---- Dataset entries
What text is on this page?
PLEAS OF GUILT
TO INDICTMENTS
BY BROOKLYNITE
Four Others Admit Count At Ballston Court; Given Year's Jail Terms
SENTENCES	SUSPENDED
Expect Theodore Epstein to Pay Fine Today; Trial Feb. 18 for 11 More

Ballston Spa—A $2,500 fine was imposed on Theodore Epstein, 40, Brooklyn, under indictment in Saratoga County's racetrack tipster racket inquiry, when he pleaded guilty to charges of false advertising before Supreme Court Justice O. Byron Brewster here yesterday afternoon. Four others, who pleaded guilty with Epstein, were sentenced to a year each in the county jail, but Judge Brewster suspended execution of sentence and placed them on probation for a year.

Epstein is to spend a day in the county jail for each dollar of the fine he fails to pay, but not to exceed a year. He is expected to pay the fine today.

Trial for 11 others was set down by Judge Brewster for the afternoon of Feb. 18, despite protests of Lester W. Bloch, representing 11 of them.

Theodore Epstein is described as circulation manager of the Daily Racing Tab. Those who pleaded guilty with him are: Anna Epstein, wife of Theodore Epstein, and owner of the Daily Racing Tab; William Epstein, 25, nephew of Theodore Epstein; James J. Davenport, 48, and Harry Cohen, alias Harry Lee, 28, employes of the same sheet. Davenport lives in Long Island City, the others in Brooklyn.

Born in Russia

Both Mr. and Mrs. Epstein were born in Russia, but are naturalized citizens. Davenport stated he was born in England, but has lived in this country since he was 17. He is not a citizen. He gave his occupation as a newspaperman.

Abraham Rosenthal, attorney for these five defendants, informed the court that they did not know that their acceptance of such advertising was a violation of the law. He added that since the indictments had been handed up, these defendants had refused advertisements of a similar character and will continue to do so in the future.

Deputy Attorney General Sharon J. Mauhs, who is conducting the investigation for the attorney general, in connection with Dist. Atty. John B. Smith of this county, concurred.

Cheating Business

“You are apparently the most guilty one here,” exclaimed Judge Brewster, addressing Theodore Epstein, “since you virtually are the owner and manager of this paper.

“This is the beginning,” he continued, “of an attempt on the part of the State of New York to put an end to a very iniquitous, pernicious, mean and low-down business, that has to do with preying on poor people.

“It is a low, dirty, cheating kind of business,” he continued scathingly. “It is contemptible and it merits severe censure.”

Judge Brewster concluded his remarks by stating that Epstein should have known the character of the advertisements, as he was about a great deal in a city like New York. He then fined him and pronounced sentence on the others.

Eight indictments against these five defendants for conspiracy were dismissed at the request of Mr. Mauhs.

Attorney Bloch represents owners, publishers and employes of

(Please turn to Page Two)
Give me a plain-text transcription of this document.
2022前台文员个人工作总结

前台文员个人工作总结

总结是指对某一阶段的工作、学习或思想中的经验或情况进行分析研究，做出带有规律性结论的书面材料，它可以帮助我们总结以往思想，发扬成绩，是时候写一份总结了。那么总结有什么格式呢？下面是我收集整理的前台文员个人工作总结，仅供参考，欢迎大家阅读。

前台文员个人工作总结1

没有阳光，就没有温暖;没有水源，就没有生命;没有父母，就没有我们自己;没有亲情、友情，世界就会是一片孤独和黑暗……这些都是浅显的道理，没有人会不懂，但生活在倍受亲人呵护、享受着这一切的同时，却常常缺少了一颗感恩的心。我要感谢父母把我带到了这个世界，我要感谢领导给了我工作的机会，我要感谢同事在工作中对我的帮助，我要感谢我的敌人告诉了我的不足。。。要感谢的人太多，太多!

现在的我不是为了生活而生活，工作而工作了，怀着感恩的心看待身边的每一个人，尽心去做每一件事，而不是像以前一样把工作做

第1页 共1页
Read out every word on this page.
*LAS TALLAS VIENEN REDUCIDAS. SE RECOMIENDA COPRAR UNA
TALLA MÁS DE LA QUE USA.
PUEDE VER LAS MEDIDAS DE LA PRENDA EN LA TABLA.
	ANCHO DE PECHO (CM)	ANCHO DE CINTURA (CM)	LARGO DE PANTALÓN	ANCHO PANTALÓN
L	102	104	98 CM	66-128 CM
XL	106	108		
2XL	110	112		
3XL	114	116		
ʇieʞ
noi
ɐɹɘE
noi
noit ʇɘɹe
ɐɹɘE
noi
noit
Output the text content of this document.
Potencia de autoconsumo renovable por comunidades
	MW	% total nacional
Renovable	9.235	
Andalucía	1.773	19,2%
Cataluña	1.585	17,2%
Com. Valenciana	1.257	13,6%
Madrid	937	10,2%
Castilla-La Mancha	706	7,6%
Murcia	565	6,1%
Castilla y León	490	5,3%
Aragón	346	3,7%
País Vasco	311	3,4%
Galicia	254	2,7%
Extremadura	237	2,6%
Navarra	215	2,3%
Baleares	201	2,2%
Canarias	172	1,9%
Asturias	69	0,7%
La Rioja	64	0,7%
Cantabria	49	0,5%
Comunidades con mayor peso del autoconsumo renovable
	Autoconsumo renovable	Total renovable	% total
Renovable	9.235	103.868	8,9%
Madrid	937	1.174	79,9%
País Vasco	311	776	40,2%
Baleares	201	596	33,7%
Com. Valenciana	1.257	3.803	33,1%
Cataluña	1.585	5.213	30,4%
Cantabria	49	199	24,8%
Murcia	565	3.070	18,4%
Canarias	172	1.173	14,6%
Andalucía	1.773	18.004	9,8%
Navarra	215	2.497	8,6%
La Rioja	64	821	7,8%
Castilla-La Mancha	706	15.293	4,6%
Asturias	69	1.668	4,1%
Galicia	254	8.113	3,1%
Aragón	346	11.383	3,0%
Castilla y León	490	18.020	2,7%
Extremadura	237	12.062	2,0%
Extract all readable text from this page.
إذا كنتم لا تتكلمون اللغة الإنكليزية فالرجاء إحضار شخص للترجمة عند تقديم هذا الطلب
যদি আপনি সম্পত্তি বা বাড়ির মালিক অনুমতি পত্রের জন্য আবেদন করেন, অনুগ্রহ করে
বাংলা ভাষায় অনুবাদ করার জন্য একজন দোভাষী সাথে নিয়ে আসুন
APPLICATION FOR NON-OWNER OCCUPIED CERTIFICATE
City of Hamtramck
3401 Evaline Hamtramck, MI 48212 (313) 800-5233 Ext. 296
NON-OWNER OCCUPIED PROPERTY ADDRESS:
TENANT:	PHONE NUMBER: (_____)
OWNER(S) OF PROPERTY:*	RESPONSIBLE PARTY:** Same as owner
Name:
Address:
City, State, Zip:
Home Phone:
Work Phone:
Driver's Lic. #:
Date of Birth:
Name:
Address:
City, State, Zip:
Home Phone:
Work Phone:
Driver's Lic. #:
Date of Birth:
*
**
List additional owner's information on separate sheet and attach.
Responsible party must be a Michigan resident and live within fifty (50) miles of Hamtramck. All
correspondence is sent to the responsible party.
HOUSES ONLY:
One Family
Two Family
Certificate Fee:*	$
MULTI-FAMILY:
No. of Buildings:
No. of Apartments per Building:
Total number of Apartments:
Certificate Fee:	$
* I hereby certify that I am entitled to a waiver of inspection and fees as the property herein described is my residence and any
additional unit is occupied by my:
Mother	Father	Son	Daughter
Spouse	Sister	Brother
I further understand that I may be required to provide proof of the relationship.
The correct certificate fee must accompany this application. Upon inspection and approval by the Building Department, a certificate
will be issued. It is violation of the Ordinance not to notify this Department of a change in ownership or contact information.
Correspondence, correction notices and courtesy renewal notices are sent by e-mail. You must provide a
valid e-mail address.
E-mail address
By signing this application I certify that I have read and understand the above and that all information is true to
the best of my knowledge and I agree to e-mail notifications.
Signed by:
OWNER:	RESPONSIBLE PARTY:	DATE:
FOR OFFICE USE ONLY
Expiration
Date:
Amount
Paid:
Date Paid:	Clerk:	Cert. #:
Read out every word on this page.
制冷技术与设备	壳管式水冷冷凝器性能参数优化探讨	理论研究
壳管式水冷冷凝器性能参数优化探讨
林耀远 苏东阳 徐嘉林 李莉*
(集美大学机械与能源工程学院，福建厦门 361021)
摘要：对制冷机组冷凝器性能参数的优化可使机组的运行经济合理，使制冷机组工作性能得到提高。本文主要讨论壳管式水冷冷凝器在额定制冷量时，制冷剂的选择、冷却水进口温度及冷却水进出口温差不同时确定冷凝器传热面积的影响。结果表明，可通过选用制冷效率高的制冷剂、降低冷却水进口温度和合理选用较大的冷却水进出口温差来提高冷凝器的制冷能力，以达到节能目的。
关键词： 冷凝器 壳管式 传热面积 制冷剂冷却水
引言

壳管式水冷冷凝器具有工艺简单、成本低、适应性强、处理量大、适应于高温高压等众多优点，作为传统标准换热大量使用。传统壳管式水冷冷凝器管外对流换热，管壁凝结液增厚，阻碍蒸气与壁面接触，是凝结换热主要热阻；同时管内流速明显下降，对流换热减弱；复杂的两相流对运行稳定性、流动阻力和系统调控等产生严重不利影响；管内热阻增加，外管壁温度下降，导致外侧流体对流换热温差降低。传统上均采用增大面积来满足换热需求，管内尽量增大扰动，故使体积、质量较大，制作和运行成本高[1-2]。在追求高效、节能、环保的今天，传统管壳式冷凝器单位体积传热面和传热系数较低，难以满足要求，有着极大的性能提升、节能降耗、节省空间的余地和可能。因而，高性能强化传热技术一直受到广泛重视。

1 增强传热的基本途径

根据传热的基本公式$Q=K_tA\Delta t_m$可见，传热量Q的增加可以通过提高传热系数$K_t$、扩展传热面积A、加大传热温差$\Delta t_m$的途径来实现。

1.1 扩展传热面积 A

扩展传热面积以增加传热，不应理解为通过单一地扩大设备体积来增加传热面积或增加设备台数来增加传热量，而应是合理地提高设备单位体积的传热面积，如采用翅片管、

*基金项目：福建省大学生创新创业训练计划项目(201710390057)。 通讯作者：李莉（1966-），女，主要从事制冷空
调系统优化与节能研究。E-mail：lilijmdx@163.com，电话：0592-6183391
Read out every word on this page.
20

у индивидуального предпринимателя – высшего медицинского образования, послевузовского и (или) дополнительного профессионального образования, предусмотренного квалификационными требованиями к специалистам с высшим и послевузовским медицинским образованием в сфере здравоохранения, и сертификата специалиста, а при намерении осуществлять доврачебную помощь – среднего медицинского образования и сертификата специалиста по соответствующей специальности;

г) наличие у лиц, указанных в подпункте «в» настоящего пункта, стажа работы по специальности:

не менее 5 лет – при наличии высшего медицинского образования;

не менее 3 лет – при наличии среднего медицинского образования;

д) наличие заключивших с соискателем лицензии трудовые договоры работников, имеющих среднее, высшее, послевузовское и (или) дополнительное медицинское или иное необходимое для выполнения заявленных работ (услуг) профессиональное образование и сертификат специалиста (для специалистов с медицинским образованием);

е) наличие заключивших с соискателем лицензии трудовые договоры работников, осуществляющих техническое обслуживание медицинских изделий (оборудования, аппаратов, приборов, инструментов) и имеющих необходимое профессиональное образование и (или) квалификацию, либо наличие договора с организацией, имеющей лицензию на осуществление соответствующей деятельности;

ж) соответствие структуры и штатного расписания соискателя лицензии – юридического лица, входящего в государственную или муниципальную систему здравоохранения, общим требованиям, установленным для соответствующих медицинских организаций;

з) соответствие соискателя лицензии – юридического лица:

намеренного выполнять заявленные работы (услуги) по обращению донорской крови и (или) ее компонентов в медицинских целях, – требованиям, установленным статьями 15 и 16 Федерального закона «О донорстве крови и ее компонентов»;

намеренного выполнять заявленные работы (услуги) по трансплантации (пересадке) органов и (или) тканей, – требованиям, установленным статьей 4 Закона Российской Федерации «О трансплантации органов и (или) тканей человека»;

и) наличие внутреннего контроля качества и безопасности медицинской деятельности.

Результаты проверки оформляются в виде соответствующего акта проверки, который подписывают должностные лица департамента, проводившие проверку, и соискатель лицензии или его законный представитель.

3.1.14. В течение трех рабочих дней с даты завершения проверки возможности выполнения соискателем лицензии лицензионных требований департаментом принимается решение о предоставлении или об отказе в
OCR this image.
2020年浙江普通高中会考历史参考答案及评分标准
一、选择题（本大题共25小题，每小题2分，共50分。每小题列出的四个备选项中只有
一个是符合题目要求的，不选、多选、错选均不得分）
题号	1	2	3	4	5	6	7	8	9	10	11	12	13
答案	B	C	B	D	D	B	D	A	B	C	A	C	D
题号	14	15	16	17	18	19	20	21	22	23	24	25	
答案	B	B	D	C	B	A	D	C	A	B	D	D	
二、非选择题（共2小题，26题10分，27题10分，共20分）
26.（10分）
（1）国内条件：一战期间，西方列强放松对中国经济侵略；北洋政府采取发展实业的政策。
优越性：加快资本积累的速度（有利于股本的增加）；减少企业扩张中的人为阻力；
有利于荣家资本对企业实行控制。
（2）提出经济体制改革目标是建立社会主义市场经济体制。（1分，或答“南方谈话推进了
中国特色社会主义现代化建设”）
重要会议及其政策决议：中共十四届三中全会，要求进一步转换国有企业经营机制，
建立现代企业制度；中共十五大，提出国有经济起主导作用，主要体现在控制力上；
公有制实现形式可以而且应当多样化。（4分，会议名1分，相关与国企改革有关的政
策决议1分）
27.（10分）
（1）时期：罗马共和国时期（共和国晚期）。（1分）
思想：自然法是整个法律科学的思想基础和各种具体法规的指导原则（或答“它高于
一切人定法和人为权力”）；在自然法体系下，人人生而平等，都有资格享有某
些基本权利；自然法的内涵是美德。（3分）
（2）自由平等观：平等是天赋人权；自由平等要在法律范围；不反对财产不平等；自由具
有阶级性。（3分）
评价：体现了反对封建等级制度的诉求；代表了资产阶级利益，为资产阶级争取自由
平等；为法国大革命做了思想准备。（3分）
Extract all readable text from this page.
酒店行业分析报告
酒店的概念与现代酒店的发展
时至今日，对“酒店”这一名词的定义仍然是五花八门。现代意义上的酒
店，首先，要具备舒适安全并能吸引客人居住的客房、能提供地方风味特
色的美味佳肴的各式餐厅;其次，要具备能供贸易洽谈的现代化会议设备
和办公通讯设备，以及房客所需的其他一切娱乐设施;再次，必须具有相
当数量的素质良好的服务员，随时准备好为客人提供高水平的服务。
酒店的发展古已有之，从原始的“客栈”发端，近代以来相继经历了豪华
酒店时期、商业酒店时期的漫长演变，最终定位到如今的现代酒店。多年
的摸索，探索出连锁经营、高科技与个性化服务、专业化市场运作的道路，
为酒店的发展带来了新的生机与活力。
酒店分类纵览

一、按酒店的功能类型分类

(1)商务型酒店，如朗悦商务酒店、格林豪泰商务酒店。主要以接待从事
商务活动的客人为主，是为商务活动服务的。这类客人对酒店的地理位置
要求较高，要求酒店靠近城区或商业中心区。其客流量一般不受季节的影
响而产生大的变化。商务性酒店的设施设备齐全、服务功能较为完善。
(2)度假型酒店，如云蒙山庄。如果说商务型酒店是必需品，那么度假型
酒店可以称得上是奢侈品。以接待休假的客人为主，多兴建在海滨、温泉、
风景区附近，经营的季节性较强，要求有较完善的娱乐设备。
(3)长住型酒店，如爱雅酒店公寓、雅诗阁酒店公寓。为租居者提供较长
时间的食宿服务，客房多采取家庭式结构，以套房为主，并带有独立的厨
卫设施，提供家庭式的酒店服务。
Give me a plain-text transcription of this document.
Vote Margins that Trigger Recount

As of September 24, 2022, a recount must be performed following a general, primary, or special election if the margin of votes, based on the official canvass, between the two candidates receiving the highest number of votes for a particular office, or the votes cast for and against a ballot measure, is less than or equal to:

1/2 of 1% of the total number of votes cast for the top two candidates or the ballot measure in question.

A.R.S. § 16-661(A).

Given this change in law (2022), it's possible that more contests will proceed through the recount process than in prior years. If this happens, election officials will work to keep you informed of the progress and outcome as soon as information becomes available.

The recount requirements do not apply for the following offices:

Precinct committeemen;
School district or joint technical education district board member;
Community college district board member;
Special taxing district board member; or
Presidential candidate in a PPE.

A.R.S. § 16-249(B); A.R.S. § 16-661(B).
--------
• _What is required_: Report how many lines contain "Russia". Give nothing but the number.

• _Exercise output_: 2